WORK REQUIRED: Search the material below for the word "true" and copy every line in which it occurs.

Data records:
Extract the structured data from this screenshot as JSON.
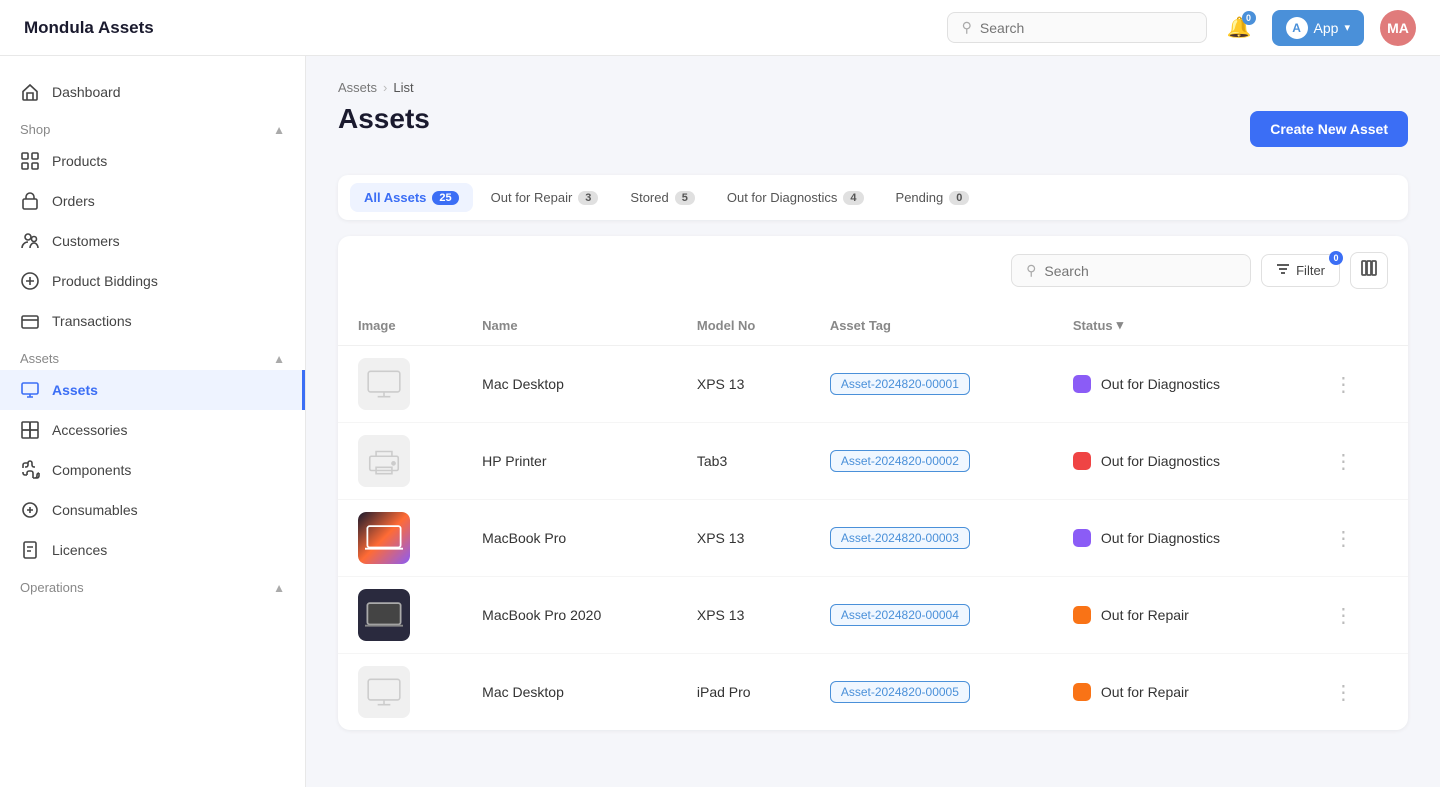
{
  "app": {
    "logo": "Mondula Assets",
    "user_initials": "MA",
    "app_button_label": "App",
    "app_button_icon": "A",
    "notification_count": "0"
  },
  "header_search": {
    "placeholder": "Search"
  },
  "breadcrumb": {
    "root": "Assets",
    "current": "List"
  },
  "page": {
    "title": "Assets",
    "create_button": "Create New Asset"
  },
  "tabs": [
    {
      "id": "all",
      "label": "All Assets",
      "count": "25",
      "active": true
    },
    {
      "id": "repair",
      "label": "Out for Repair",
      "count": "3",
      "active": false
    },
    {
      "id": "stored",
      "label": "Stored",
      "count": "5",
      "active": false
    },
    {
      "id": "diagnostics",
      "label": "Out for Diagnostics",
      "count": "4",
      "active": false
    },
    {
      "id": "pending",
      "label": "Pending",
      "count": "0",
      "active": false
    }
  ],
  "table_search": {
    "placeholder": "Search"
  },
  "filter_button": "Filter",
  "filter_count": "0",
  "table": {
    "columns": [
      "Image",
      "Name",
      "Model No",
      "Asset Tag",
      "Status"
    ],
    "rows": [
      {
        "name": "Mac Desktop",
        "model": "XPS 13",
        "tag": "Asset-2024820-00001",
        "status": "Out for Diagnostics",
        "status_color": "purple",
        "img_type": "monitor"
      },
      {
        "name": "HP Printer",
        "model": "Tab3",
        "tag": "Asset-2024820-00002",
        "status": "Out for Diagnostics",
        "status_color": "red",
        "img_type": "printer"
      },
      {
        "name": "MacBook Pro",
        "model": "XPS 13",
        "tag": "Asset-2024820-00003",
        "status": "Out for Diagnostics",
        "status_color": "purple",
        "img_type": "laptop"
      },
      {
        "name": "MacBook Pro 2020",
        "model": "XPS 13",
        "tag": "Asset-2024820-00004",
        "status": "Out for Repair",
        "status_color": "orange",
        "img_type": "laptop2"
      },
      {
        "name": "Mac Desktop",
        "model": "iPad Pro",
        "tag": "Asset-2024820-00005",
        "status": "Out for Repair",
        "status_color": "orange",
        "img_type": "monitor"
      }
    ]
  },
  "sidebar": {
    "sections": [
      {
        "label": "Shop",
        "items": [
          {
            "id": "products",
            "label": "Products",
            "icon": "grid"
          },
          {
            "id": "orders",
            "label": "Orders",
            "icon": "bag"
          },
          {
            "id": "customers",
            "label": "Customers",
            "icon": "people"
          },
          {
            "id": "product-biddings",
            "label": "Product Biddings",
            "icon": "star"
          },
          {
            "id": "transactions",
            "label": "Transactions",
            "icon": "card"
          }
        ]
      },
      {
        "label": "Assets",
        "items": [
          {
            "id": "assets",
            "label": "Assets",
            "icon": "monitor",
            "active": true
          },
          {
            "id": "accessories",
            "label": "Accessories",
            "icon": "tag"
          },
          {
            "id": "components",
            "label": "Components",
            "icon": "puzzle"
          },
          {
            "id": "consumables",
            "label": "Consumables",
            "icon": "box"
          },
          {
            "id": "licences",
            "label": "Licences",
            "icon": "doc"
          }
        ]
      },
      {
        "label": "Operations",
        "items": []
      }
    ]
  }
}
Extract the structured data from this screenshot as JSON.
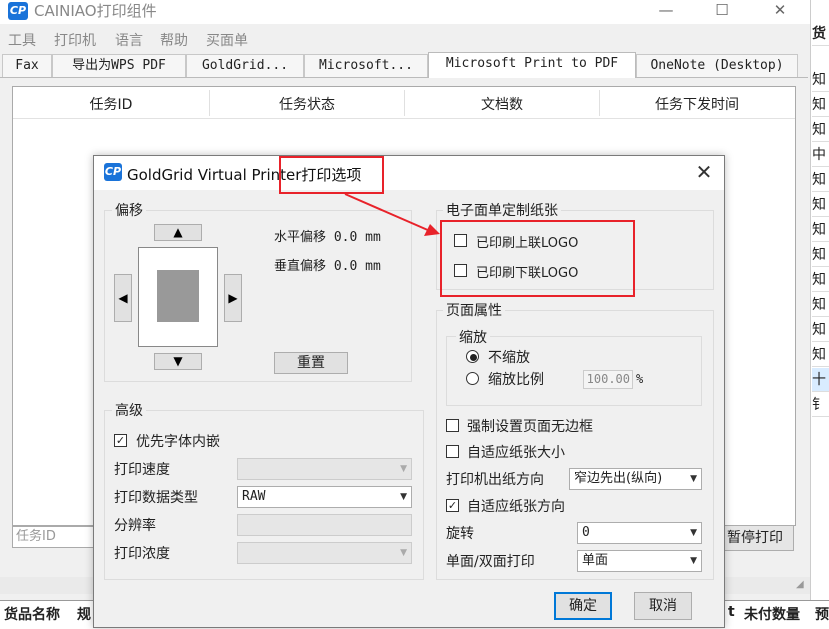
{
  "app": {
    "title": "CAINIAO打印组件",
    "logo_text": "CP"
  },
  "menu": [
    "工具",
    "打印机",
    "语言",
    "帮助",
    "买面单"
  ],
  "tabs": [
    "Fax",
    "导出为WPS PDF",
    "GoldGrid...",
    "Microsoft...",
    "Microsoft Print to PDF",
    "OneNote (Desktop)"
  ],
  "table": {
    "headers": [
      "任务ID",
      "任务状态",
      "文档数",
      "任务下发时间"
    ]
  },
  "footer": {
    "taskid_placeholder": "任务ID",
    "pause_label": "暂停打印"
  },
  "right_column": [
    "货",
    "知",
    "知",
    "知",
    "中",
    "知",
    "知",
    "知",
    "知",
    "知",
    "知",
    "知",
    "知",
    "知",
    "十",
    "钅"
  ],
  "bottom_headers": [
    "货品名称",
    "规",
    "t",
    "未付数量",
    "预"
  ],
  "dialog": {
    "title": "GoldGrid Virtual Printer打印选项",
    "offset": {
      "title": "偏移",
      "horizontal": "水平偏移 0.0 mm",
      "vertical": "垂直偏移 0.0 mm",
      "reset_label": "重置"
    },
    "advanced": {
      "title": "高级",
      "prefer_font_embed": "优先字体内嵌",
      "print_speed_label": "打印速度",
      "data_type_label": "打印数据类型",
      "data_type_value": "RAW",
      "resolution_label": "分辨率",
      "density_label": "打印浓度"
    },
    "custom_paper": {
      "title": "电子面单定制纸张",
      "upper_logo": "已印刷上联LOGO",
      "lower_logo": "已印刷下联LOGO"
    },
    "page": {
      "title": "页面属性",
      "zoom_title": "缩放",
      "no_zoom": "不缩放",
      "zoom_ratio": "缩放比例",
      "zoom_value": "100.00",
      "zoom_unit": "%",
      "force_borderless": "强制设置页面无边框",
      "fit_paper_size": "自适应纸张大小",
      "feed_direction_label": "打印机出纸方向",
      "feed_direction_value": "窄边先出(纵向)",
      "fit_paper_orientation": "自适应纸张方向",
      "rotate_label": "旋转",
      "rotate_value": "0",
      "duplex_label": "单面/双面打印",
      "duplex_value": "单面"
    },
    "ok_label": "确定",
    "cancel_label": "取消"
  },
  "colors": {
    "annotation": "#e8222a",
    "accent": "#0078d7",
    "logo": "#1a73d9"
  }
}
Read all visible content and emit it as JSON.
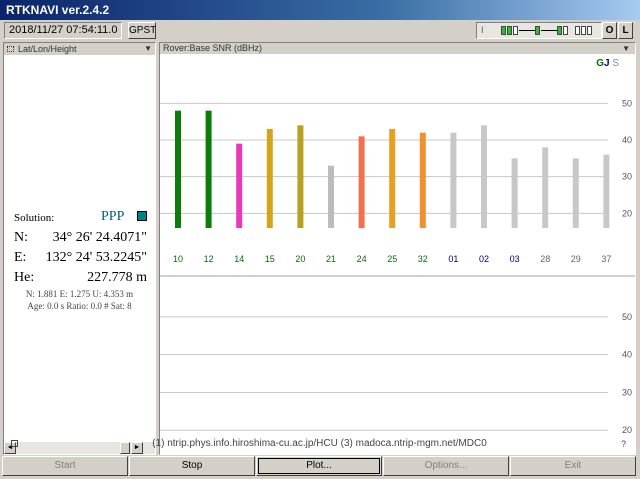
{
  "window": {
    "title": "RTKNAVI ver.2.4.2"
  },
  "toolbar": {
    "time": "2018/11/27 07:54:11.0",
    "time_system": "GPST",
    "info_label": "I",
    "log_label": "O",
    "link_label": "L"
  },
  "left_panel": {
    "header": "Lat/Lon/Height",
    "solution_label": "Solution:",
    "solution_value": "PPP",
    "solution_color": "#008080",
    "lat_label": "N:",
    "lat_value": "34° 26' 24.4071\"",
    "lon_label": "E:",
    "lon_value": "132° 24' 53.2245\"",
    "hgt_label": "He:",
    "hgt_value": "227.778 m",
    "stdev_line": "N: 1.881 E: 1.275 U: 4.353 m",
    "age_line": "Age: 0.0 s Ratio: 0.0 # Sat: 8"
  },
  "right_panel": {
    "header": "Rover:Base SNR (dBHz)",
    "legend_g": "G",
    "legend_j": "J",
    "legend_s": "S"
  },
  "chart_data": [
    {
      "type": "bar",
      "ylim": [
        10,
        55
      ],
      "yticks": [
        20,
        30,
        40,
        50
      ],
      "grid": true,
      "categories": [
        "10",
        "12",
        "14",
        "15",
        "20",
        "21",
        "24",
        "25",
        "32",
        "01",
        "02",
        "03",
        "28",
        "29",
        "37"
      ],
      "values": [
        48,
        48,
        39,
        43,
        44,
        33,
        41,
        43,
        42,
        42,
        44,
        35,
        38,
        35,
        36
      ],
      "bar_colors": [
        "#0a7d0a",
        "#0a7d0a",
        "#e83ab4",
        "#d4a418",
        "#b8a020",
        "#bcbcbc",
        "#f07050",
        "#e8a020",
        "#f09030",
        "#c8c8c8",
        "#c8c8c8",
        "#c8c8c8",
        "#c8c8c8",
        "#c8c8c8",
        "#c8c8c8"
      ],
      "label_colors": [
        "#0a6a0a",
        "#0a6a0a",
        "#0a6a0a",
        "#0a6a0a",
        "#0a6a0a",
        "#0a6a0a",
        "#0a6a0a",
        "#0a6a0a",
        "#0a6a0a",
        "#000080",
        "#000080",
        "#000080",
        "#666666",
        "#666666",
        "#666666"
      ]
    },
    {
      "type": "bar",
      "ylim": [
        10,
        55
      ],
      "yticks": [
        20,
        30,
        40,
        50
      ],
      "grid": true,
      "categories": [],
      "values": []
    }
  ],
  "statusbar": {
    "text": "(1) ntrip.phys.info.hiroshima-cu.ac.jp/HCU (3) madoca.ntrip-mgm.net/MDC0",
    "help_label": "?"
  },
  "buttons": {
    "start": "Start",
    "stop": "Stop",
    "plot": "Plot...",
    "options": "Options...",
    "exit": "Exit"
  }
}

RESULT OF THE EXERCISE:
      "active": true
            "active": true
      "grid": true,
      "grid": true,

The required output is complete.